> **WORK TO DO**
Lift out each line of the data that holds "this".

[Dataset records]
──────────

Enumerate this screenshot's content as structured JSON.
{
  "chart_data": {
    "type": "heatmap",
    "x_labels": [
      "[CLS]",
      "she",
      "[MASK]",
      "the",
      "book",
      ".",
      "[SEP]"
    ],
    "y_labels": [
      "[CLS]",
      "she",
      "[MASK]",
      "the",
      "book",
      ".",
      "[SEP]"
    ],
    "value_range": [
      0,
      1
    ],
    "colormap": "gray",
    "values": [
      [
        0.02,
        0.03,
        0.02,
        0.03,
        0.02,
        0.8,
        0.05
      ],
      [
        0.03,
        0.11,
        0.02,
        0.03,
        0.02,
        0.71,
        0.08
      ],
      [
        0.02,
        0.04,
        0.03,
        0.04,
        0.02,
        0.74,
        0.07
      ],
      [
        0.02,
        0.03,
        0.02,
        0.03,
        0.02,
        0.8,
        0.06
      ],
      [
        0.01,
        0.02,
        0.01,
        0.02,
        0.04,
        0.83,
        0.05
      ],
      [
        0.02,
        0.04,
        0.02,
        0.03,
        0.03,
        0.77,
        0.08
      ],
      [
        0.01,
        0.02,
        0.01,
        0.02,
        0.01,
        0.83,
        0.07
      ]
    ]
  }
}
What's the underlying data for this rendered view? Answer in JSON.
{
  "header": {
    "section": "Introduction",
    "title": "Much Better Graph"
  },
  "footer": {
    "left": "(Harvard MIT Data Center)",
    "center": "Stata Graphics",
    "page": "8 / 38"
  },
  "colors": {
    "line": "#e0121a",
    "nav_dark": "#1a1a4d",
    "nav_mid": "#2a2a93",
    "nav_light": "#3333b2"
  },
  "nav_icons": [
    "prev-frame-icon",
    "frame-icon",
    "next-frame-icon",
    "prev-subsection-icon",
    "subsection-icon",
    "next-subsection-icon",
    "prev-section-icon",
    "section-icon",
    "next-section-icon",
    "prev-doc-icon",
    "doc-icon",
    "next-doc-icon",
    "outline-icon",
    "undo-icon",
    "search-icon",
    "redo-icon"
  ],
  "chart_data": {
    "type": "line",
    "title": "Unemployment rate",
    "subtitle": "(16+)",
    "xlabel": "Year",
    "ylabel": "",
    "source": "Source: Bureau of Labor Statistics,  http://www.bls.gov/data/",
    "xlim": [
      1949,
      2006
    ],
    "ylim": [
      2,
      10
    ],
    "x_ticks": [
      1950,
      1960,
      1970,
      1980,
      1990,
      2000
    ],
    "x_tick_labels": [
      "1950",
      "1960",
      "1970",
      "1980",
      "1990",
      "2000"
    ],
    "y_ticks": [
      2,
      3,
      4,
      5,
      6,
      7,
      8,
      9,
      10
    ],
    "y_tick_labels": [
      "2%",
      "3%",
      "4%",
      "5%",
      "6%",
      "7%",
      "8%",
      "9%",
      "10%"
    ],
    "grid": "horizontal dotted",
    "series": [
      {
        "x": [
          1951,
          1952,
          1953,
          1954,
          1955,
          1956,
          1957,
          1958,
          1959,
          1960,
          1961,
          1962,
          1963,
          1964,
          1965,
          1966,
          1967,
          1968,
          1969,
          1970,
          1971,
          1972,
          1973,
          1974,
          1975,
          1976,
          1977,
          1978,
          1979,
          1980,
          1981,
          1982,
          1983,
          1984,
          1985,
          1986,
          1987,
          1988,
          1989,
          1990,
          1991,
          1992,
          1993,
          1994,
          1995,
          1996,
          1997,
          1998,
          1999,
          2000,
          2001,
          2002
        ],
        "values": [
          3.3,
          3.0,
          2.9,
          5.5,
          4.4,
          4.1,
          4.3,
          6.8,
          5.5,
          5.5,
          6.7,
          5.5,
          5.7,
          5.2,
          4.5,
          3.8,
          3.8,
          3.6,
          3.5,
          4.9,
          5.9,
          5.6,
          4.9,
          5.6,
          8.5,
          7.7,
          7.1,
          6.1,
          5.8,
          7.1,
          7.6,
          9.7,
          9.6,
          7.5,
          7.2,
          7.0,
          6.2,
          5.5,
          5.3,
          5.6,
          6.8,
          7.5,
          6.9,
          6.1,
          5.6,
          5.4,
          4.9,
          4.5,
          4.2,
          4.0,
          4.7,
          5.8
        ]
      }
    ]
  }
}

──────────

> **TASK RESULT**
Enumerate this screenshot's content as structured JSON.
What's the underlying data for this rendered view? Answer in JSON.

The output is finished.